## BEGIN Given data
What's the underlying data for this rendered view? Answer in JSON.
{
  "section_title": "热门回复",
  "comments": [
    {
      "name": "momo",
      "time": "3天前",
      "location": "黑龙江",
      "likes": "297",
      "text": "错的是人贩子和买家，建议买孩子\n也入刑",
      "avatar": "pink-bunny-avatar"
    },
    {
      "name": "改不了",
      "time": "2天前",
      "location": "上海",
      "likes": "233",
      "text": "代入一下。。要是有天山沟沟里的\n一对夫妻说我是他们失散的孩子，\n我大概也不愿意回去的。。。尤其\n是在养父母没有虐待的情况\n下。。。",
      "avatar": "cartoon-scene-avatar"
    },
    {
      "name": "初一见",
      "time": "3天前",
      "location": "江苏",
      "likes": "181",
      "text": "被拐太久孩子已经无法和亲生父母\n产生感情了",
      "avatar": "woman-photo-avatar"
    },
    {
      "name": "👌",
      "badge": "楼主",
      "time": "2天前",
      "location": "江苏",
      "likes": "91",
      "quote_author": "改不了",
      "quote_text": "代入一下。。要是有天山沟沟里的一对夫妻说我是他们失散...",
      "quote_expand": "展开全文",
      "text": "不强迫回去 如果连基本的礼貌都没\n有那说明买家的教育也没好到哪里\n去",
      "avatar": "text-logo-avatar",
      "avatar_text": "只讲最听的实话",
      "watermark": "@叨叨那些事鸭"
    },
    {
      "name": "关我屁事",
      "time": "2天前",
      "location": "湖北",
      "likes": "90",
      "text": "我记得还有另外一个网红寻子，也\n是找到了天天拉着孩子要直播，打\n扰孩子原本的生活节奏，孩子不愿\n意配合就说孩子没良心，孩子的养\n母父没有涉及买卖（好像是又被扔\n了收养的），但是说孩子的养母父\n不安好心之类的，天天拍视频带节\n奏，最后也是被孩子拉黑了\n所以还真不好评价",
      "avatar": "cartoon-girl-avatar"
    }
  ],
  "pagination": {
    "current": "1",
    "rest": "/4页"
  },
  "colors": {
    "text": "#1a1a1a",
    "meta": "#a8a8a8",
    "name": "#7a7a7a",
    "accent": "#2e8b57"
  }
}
## END Given data
(To do) Extract each line holding the string "likes".

(Exercise response)
      "likes": "297",
      "likes": "233",
      "likes": "181",
      "likes": "91",
      "likes": "90",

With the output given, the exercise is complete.